Entries shown:

-=-=-=-=-

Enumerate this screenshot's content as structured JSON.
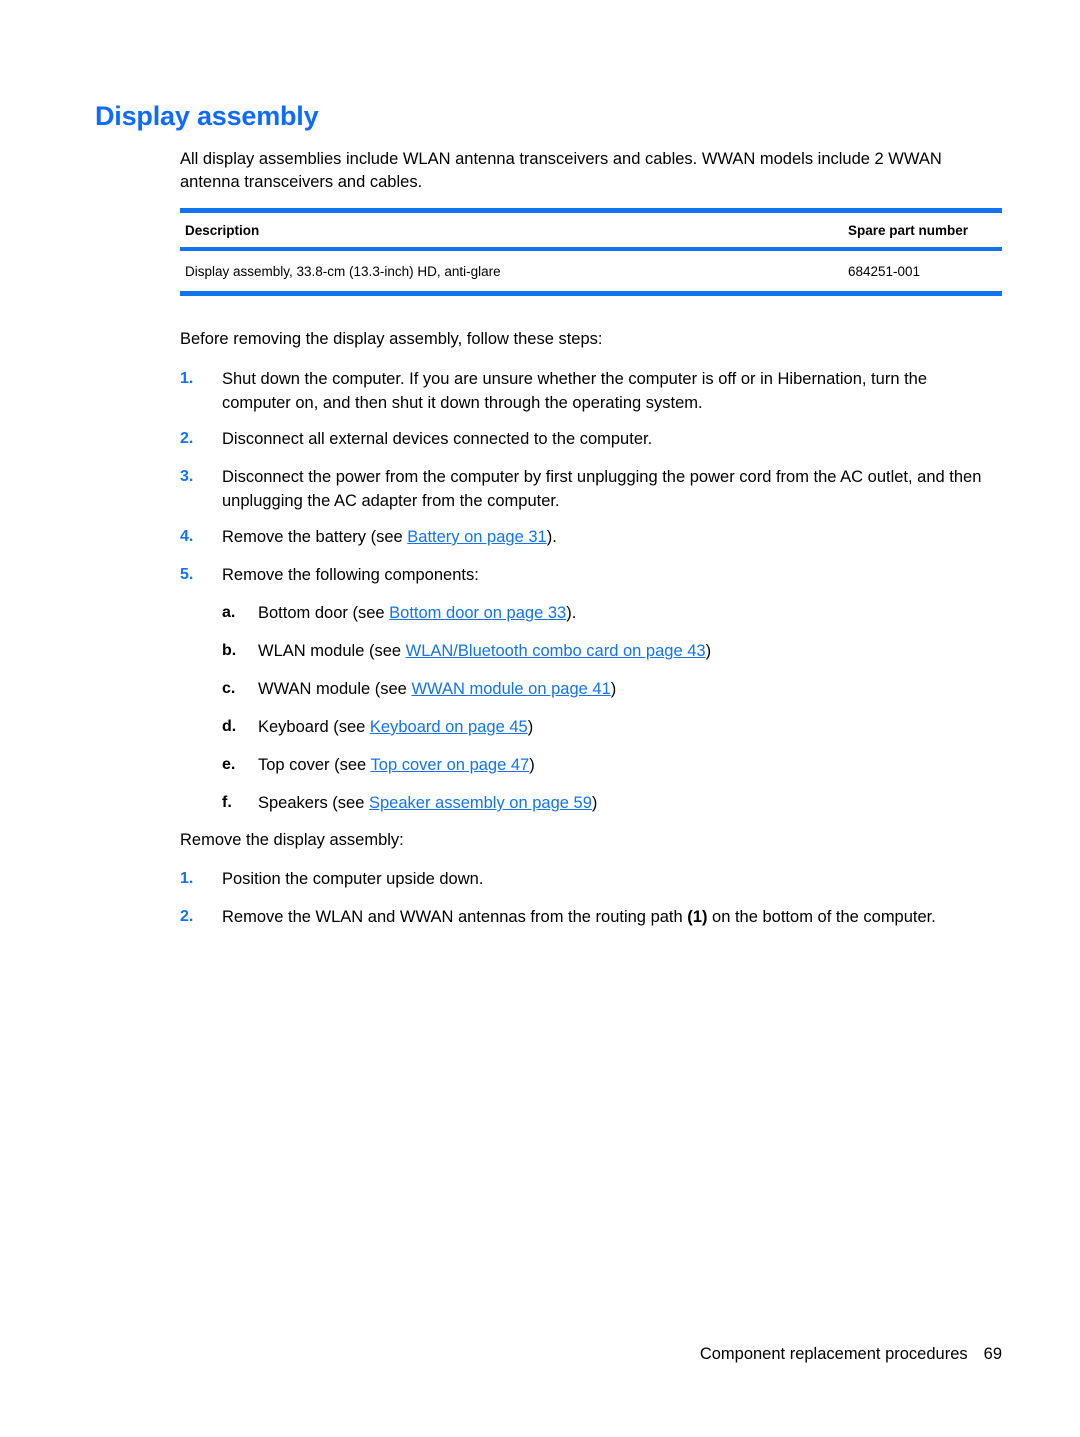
{
  "heading": "Display assembly",
  "intro": "All display assemblies include WLAN antenna transceivers and cables. WWAN models include 2 WWAN antenna transceivers and cables.",
  "table": {
    "headers": {
      "description": "Description",
      "spare_part_number": "Spare part number"
    },
    "rows": [
      {
        "description": "Display assembly, 33.8-cm (13.3-inch) HD, anti-glare",
        "spare_part_number": "684251-001"
      }
    ]
  },
  "before_section": {
    "lead": "Before removing the display assembly, follow these steps:",
    "steps": [
      {
        "marker": "1.",
        "text": "Shut down the computer. If you are unsure whether the computer is off or in Hibernation, turn the computer on, and then shut it down through the operating system."
      },
      {
        "marker": "2.",
        "text": "Disconnect all external devices connected to the computer."
      },
      {
        "marker": "3.",
        "text": "Disconnect the power from the computer by first unplugging the power cord from the AC outlet, and then unplugging the AC adapter from the computer."
      },
      {
        "marker": "4.",
        "prefix": "Remove the battery (see ",
        "link": "Battery on page 31",
        "suffix": ")."
      },
      {
        "marker": "5.",
        "text": "Remove the following components:"
      }
    ],
    "substeps": [
      {
        "marker": "a.",
        "prefix": "Bottom door (see ",
        "link": "Bottom door on page 33",
        "suffix": ")."
      },
      {
        "marker": "b.",
        "prefix": "WLAN module (see ",
        "link": "WLAN/Bluetooth combo card on page 43",
        "suffix": ")"
      },
      {
        "marker": "c.",
        "prefix": "WWAN module (see ",
        "link": "WWAN module on page 41",
        "suffix": ")"
      },
      {
        "marker": "d.",
        "prefix": "Keyboard (see ",
        "link": "Keyboard on page 45",
        "suffix": ")"
      },
      {
        "marker": "e.",
        "prefix": "Top cover (see ",
        "link": "Top cover on page 47",
        "suffix": ")"
      },
      {
        "marker": "f.",
        "prefix": "Speakers (see ",
        "link": "Speaker assembly on page 59",
        "suffix": ")"
      }
    ]
  },
  "remove_section": {
    "lead": "Remove the display assembly:",
    "steps": [
      {
        "marker": "1.",
        "text": "Position the computer upside down."
      },
      {
        "marker": "2.",
        "prefix": "Remove the WLAN and WWAN antennas from the routing path ",
        "callout": "(1)",
        "suffix": " on the bottom of the computer."
      }
    ]
  },
  "footer": {
    "label": "Component replacement procedures",
    "page_number": "69"
  },
  "colors": {
    "accent_blue": "#1273f0",
    "heading_blue": "#0f6bfa",
    "text_black": "#000000"
  }
}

-=-=-=-=-

Given instruction: Count the lines of the data that contain the string "from", and reply with that number alone.

Exercise response: 2